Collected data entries
-- START --
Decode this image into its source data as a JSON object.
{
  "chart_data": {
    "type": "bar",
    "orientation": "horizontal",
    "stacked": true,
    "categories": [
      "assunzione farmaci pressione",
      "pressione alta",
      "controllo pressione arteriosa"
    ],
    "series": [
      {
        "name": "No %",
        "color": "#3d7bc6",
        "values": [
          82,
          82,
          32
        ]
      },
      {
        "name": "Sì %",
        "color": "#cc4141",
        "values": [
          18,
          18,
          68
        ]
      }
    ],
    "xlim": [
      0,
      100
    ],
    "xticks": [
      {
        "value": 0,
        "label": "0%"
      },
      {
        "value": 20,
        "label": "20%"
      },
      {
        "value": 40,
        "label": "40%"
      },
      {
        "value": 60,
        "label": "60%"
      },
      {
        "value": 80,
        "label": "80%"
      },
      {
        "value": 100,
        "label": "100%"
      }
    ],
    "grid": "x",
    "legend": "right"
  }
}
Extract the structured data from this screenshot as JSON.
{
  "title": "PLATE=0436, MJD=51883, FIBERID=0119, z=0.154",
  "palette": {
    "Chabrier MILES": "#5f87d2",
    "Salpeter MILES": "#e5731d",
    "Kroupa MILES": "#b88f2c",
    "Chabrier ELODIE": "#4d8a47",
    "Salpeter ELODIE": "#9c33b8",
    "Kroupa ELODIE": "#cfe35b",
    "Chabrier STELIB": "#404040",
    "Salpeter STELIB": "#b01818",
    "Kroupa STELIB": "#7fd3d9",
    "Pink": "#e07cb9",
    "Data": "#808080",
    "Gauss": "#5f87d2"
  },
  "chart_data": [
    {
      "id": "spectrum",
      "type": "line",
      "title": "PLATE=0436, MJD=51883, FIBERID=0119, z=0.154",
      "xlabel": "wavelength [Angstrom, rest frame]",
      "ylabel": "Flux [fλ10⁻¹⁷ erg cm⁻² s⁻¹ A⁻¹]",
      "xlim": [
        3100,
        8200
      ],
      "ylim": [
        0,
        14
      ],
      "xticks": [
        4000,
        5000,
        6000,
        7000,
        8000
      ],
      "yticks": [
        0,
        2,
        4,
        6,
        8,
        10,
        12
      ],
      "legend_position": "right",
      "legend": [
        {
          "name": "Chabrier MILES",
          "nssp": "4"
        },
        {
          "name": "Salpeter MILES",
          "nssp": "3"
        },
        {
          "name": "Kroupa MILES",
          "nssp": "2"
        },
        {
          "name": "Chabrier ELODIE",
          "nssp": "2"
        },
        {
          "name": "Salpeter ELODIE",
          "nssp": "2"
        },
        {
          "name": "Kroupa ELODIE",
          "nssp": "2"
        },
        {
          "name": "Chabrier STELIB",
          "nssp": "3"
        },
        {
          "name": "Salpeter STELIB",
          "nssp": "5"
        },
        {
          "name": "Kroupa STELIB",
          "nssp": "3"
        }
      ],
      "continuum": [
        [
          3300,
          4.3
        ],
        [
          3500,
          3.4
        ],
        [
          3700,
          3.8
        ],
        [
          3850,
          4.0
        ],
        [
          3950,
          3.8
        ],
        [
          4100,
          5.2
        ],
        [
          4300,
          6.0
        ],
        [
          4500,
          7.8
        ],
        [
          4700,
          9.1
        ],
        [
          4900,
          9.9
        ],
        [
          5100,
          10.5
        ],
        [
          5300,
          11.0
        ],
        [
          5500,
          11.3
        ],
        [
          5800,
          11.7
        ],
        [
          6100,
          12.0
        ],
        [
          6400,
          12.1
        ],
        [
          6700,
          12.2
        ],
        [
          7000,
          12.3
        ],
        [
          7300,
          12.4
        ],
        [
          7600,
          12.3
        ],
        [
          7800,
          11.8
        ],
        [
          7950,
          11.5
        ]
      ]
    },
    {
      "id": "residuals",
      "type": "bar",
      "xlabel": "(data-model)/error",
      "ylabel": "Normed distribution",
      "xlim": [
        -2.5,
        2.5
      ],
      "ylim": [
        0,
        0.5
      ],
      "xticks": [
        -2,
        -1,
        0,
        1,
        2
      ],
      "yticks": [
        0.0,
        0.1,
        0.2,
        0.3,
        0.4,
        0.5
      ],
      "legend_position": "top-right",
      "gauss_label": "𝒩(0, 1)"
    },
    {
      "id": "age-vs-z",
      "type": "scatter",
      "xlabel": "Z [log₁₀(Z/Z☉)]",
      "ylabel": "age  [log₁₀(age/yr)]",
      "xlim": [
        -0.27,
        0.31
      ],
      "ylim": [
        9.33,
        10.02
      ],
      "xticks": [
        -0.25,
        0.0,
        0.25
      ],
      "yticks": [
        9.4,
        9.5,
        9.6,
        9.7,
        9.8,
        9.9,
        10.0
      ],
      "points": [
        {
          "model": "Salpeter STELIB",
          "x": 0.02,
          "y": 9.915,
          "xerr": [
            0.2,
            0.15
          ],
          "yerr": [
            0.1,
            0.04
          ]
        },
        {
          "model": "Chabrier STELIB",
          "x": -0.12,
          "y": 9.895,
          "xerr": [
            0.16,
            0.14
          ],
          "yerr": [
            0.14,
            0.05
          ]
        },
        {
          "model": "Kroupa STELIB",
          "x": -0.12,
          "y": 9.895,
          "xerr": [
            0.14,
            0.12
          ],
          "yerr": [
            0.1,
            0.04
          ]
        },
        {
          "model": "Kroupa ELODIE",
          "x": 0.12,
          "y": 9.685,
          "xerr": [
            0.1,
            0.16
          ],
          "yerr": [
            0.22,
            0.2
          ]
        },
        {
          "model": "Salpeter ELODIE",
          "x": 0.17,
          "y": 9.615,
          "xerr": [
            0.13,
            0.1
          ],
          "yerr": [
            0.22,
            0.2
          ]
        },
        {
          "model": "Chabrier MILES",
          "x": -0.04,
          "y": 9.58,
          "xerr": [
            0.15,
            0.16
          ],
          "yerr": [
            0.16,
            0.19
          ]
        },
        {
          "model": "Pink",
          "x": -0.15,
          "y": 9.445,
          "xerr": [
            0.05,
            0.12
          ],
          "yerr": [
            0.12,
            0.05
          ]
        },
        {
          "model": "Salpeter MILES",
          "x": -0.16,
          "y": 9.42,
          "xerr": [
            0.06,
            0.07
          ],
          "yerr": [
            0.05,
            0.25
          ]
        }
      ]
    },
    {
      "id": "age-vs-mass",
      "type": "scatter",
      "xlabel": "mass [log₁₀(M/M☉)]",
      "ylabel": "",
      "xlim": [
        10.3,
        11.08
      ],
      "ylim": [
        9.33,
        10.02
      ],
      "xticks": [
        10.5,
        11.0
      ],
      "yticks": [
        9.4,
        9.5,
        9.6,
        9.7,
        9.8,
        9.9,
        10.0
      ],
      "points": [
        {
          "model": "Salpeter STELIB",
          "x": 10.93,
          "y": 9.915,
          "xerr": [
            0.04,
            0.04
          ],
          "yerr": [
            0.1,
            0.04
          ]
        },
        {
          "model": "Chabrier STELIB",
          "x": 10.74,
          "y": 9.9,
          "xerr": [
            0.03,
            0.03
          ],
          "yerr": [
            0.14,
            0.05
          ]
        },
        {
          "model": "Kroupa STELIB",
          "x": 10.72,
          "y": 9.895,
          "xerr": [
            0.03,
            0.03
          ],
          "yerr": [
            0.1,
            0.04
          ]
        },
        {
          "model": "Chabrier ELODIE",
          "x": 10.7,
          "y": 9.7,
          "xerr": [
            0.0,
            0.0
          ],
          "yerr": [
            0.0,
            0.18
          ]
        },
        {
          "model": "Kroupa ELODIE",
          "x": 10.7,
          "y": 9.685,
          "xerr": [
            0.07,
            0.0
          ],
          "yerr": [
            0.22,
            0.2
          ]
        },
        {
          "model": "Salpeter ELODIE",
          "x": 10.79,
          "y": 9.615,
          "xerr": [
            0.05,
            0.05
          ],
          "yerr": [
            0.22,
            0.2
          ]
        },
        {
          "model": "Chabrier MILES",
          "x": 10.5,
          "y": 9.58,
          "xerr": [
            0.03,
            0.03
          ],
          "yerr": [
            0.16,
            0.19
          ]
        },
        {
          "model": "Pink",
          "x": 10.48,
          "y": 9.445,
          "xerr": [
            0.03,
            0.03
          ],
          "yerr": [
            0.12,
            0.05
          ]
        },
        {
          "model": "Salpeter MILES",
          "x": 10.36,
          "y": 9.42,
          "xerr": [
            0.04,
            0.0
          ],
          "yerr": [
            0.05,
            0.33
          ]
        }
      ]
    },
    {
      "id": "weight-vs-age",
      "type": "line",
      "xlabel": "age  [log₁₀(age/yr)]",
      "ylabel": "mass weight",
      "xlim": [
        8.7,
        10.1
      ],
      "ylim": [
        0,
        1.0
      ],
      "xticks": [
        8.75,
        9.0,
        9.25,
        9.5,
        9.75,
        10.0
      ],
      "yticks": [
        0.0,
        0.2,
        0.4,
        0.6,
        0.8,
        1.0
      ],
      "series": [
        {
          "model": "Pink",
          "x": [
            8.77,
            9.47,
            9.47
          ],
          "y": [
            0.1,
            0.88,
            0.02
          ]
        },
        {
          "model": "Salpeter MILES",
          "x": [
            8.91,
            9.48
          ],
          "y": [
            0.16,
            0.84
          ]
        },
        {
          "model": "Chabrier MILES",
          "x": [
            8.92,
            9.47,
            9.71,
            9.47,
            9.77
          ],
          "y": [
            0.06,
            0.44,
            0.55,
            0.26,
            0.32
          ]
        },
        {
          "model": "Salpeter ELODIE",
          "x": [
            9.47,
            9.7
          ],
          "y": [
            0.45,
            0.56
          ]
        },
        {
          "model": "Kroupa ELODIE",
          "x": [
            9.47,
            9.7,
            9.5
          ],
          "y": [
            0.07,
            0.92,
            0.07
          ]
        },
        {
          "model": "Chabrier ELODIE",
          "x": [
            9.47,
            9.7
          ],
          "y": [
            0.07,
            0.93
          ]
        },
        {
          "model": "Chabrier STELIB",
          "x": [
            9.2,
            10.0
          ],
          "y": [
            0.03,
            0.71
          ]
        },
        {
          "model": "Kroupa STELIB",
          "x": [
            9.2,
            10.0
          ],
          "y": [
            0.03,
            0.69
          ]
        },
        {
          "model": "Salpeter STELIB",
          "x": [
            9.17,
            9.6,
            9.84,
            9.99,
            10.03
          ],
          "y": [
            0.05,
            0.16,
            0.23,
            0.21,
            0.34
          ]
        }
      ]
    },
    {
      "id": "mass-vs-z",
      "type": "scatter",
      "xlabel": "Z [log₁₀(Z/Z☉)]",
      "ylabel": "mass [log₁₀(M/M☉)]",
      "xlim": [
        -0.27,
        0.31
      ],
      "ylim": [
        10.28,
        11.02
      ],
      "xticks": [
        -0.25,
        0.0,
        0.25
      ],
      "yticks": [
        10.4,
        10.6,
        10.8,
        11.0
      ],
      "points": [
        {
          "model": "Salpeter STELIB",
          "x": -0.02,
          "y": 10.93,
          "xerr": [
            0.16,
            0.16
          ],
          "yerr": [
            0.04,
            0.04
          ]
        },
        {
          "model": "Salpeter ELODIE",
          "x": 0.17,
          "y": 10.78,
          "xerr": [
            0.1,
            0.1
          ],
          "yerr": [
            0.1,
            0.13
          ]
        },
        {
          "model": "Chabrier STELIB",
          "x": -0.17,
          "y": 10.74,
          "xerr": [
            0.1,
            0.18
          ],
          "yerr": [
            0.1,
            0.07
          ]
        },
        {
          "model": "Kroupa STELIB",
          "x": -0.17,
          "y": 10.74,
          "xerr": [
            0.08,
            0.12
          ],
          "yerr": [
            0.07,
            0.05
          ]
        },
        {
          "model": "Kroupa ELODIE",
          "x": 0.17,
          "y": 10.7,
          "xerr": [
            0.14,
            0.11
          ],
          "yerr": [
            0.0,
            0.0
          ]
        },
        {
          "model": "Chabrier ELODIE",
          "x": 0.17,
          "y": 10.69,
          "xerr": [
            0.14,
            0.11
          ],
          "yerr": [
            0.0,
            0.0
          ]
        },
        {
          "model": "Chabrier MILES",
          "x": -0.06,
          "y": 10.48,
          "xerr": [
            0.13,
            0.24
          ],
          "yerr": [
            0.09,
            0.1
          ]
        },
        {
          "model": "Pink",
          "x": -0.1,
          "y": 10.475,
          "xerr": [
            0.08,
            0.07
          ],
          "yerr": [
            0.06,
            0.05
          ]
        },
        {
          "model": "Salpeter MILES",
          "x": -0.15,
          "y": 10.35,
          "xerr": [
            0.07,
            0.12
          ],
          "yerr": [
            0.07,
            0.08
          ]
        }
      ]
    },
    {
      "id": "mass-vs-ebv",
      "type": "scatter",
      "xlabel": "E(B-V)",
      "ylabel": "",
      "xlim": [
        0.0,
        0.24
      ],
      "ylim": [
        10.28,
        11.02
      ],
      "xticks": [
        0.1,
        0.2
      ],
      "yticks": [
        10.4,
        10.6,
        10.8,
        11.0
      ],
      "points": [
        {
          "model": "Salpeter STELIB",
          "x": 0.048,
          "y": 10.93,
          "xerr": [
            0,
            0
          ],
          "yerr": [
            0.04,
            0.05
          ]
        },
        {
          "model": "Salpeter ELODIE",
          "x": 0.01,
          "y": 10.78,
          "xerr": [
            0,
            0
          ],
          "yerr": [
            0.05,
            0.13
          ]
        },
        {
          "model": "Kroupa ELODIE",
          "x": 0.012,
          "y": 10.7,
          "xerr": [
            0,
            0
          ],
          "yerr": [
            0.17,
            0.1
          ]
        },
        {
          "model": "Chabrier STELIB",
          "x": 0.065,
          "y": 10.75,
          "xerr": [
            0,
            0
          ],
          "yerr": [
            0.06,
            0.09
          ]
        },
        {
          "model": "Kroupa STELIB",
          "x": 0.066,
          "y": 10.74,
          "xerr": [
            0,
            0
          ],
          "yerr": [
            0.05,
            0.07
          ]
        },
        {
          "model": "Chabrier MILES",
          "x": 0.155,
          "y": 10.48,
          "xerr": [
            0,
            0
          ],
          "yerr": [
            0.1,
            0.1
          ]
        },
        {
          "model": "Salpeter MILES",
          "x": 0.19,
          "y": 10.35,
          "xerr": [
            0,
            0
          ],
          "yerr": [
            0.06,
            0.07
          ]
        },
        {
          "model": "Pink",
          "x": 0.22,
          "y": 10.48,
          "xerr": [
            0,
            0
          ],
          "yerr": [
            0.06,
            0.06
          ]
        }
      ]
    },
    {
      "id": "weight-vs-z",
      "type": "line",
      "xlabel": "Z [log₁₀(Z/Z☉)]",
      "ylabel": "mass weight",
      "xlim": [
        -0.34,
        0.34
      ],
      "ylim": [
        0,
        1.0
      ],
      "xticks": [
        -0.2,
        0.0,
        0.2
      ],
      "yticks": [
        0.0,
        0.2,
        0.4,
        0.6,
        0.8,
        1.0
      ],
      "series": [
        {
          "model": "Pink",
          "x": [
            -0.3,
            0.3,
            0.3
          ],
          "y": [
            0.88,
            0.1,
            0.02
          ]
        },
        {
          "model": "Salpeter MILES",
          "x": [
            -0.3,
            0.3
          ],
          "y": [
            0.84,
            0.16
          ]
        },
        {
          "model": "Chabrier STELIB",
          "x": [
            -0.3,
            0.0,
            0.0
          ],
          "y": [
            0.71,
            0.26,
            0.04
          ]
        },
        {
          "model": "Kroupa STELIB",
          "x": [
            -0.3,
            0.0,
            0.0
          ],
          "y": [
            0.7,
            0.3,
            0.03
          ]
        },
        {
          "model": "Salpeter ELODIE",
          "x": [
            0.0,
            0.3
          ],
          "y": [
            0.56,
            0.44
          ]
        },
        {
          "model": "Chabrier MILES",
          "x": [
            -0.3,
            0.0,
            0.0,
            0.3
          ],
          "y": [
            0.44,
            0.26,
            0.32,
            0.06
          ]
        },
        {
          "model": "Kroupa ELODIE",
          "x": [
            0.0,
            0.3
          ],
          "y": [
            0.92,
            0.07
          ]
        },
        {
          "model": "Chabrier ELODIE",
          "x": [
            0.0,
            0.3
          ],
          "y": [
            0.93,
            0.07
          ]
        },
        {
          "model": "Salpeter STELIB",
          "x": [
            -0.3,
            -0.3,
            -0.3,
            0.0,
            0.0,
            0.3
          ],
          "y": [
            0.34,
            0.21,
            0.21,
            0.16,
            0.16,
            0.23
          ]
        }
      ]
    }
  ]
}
-- END --
#### [Problem statement]
Copy each line holding the word "weight" from the listing above.

#### [Correct answer]
      "id": "weight-vs-age",
      "ylabel": "mass weight",
      "id": "weight-vs-z",
      "ylabel": "mass weight",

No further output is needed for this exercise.